Records to use
────────────────────────────────────────
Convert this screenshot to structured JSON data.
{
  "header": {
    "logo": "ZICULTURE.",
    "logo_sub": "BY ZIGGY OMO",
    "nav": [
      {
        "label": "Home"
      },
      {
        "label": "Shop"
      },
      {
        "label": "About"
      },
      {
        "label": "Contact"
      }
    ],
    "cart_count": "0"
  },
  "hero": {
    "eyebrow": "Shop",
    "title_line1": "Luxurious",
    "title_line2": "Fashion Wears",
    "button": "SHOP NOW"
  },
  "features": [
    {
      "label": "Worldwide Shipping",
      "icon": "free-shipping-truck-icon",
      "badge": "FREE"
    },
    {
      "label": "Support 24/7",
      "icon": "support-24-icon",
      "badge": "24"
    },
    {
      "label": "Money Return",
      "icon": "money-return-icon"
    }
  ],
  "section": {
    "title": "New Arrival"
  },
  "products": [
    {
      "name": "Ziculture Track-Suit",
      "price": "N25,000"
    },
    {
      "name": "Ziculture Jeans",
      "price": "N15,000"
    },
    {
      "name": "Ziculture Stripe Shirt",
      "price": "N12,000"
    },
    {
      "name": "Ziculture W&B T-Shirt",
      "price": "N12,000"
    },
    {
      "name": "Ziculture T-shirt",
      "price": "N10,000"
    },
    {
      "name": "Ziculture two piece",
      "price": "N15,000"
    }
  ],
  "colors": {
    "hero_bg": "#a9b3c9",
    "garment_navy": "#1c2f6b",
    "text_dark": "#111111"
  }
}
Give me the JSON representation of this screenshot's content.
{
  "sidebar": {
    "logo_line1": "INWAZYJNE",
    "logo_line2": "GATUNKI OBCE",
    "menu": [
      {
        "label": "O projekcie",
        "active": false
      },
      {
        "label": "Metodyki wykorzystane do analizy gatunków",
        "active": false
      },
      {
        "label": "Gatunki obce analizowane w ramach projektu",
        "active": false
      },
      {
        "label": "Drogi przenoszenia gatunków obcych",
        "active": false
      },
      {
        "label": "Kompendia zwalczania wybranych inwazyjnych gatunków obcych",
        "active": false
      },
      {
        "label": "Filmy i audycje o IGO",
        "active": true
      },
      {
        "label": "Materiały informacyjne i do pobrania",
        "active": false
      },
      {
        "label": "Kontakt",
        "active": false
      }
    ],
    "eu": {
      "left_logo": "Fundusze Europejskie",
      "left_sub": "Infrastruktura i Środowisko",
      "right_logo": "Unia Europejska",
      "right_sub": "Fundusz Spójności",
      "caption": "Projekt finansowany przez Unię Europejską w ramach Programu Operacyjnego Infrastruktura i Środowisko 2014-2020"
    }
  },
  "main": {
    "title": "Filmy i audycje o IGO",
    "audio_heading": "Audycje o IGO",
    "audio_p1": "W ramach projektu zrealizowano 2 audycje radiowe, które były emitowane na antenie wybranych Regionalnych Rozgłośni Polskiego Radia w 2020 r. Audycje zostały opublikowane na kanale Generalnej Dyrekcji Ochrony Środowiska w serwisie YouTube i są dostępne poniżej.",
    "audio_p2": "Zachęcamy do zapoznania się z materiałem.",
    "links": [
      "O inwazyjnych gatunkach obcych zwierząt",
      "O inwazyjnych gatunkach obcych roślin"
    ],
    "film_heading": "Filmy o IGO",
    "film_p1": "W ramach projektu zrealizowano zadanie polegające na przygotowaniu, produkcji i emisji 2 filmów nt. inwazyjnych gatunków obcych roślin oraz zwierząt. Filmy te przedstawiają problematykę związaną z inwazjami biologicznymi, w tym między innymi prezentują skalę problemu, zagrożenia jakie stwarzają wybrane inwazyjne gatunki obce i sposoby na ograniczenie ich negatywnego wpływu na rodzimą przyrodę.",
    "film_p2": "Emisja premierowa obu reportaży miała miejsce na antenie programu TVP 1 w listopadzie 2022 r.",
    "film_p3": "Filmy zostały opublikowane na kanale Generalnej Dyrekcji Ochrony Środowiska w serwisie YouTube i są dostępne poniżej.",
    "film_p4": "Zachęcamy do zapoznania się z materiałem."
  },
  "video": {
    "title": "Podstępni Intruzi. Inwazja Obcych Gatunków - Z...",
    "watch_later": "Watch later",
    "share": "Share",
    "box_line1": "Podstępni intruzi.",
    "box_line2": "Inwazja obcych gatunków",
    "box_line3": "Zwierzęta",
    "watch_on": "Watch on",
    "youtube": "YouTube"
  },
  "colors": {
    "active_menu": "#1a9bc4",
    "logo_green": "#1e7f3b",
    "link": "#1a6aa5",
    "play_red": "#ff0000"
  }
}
────────────────────────────────────────
Goal of the exercise
Go through the data and return every record exactly.

Solution to the problem
Convert this screenshot to structured JSON data.
{
  "header": {
    "logo": "ZICULTURE.",
    "logo_sub": "BY ZIGGY OMO",
    "nav": [
      {
        "label": "Home"
      },
      {
        "label": "Shop"
      },
      {
        "label": "About"
      },
      {
        "label": "Contact"
      }
    ],
    "cart_count": "0"
  },
  "hero": {
    "eyebrow": "Shop",
    "title_line1": "Luxurious",
    "title_line2": "Fashion Wears",
    "button": "SHOP NOW"
  },
  "features": [
    {
      "label": "Worldwide Shipping",
      "icon": "free-shipping-truck-icon",
      "badge": "FREE"
    },
    {
      "label": "Support 24/7",
      "icon": "support-24-icon",
      "badge": "24"
    },
    {
      "label": "Money Return",
      "icon": "money-return-icon"
    }
  ],
  "section": {
    "title": "New Arrival"
  },
  "products": [
    {
      "name": "Ziculture Track-Suit",
      "price": "N25,000"
    },
    {
      "name": "Ziculture Jeans",
      "price": "N15,000"
    },
    {
      "name": "Ziculture Stripe Shirt",
      "price": "N12,000"
    },
    {
      "name": "Ziculture W&B T-Shirt",
      "price": "N12,000"
    },
    {
      "name": "Ziculture T-shirt",
      "price": "N10,000"
    },
    {
      "name": "Ziculture two piece",
      "price": "N15,000"
    }
  ],
  "colors": {
    "hero_bg": "#a9b3c9",
    "garment_navy": "#1c2f6b",
    "text_dark": "#111111"
  }
}
Give me the JSON representation of this screenshot's content.
{
  "sidebar": {
    "logo_line1": "INWAZYJNE",
    "logo_line2": "GATUNKI OBCE",
    "menu": [
      {
        "label": "O projekcie",
        "active": false
      },
      {
        "label": "Metodyki wykorzystane do analizy gatunków",
        "active": false
      },
      {
        "label": "Gatunki obce analizowane w ramach projektu",
        "active": false
      },
      {
        "label": "Drogi przenoszenia gatunków obcych",
        "active": false
      },
      {
        "label": "Kompendia zwalczania wybranych inwazyjnych gatunków obcych",
        "active": false
      },
      {
        "label": "Filmy i audycje o IGO",
        "active": true
      },
      {
        "label": "Materiały informacyjne i do pobrania",
        "active": false
      },
      {
        "label": "Kontakt",
        "active": false
      }
    ],
    "eu": {
      "left_logo": "Fundusze Europejskie",
      "left_sub": "Infrastruktura i Środowisko",
      "right_logo": "Unia Europejska",
      "right_sub": "Fundusz Spójności",
      "caption": "Projekt finansowany przez Unię Europejską w ramach Programu Operacyjnego Infrastruktura i Środowisko 2014-2020"
    }
  },
  "main": {
    "title": "Filmy i audycje o IGO",
    "audio_heading": "Audycje o IGO",
    "audio_p1": "W ramach projektu zrealizowano 2 audycje radiowe, które były emitowane na antenie wybranych Regionalnych Rozgłośni Polskiego Radia w 2020 r. Audycje zostały opublikowane na kanale Generalnej Dyrekcji Ochrony Środowiska w serwisie YouTube i są dostępne poniżej.",
    "audio_p2": "Zachęcamy do zapoznania się z materiałem.",
    "links": [
      "O inwazyjnych gatunkach obcych zwierząt",
      "O inwazyjnych gatunkach obcych roślin"
    ],
    "film_heading": "Filmy o IGO",
    "film_p1": "W ramach projektu zrealizowano zadanie polegające na przygotowaniu, produkcji i emisji 2 filmów nt. inwazyjnych gatunków obcych roślin oraz zwierząt. Filmy te przedstawiają problematykę związaną z inwazjami biologicznymi, w tym między innymi prezentują skalę problemu, zagrożenia jakie stwarzają wybrane inwazyjne gatunki obce i sposoby na ograniczenie ich negatywnego wpływu na rodzimą przyrodę.",
    "film_p2": "Emisja premierowa obu reportaży miała miejsce na antenie programu TVP 1 w listopadzie 2022 r.",
    "film_p3": "Filmy zostały opublikowane na kanale Generalnej Dyrekcji Ochrony Środowiska w serwisie YouTube i są dostępne poniżej.",
    "film_p4": "Zachęcamy do zapoznania się z materiałem."
  },
  "video": {
    "title": "Podstępni Intruzi. Inwazja Obcych Gatunków - Z...",
    "watch_later": "Watch later",
    "share": "Share",
    "box_line1": "Podstępni intruzi.",
    "box_line2": "Inwazja obcych gatunków",
    "box_line3": "Zwierzęta",
    "watch_on": "Watch on",
    "youtube": "YouTube"
  },
  "colors": {
    "active_menu": "#1a9bc4",
    "logo_green": "#1e7f3b",
    "link": "#1a6aa5",
    "play_red": "#ff0000"
  }
}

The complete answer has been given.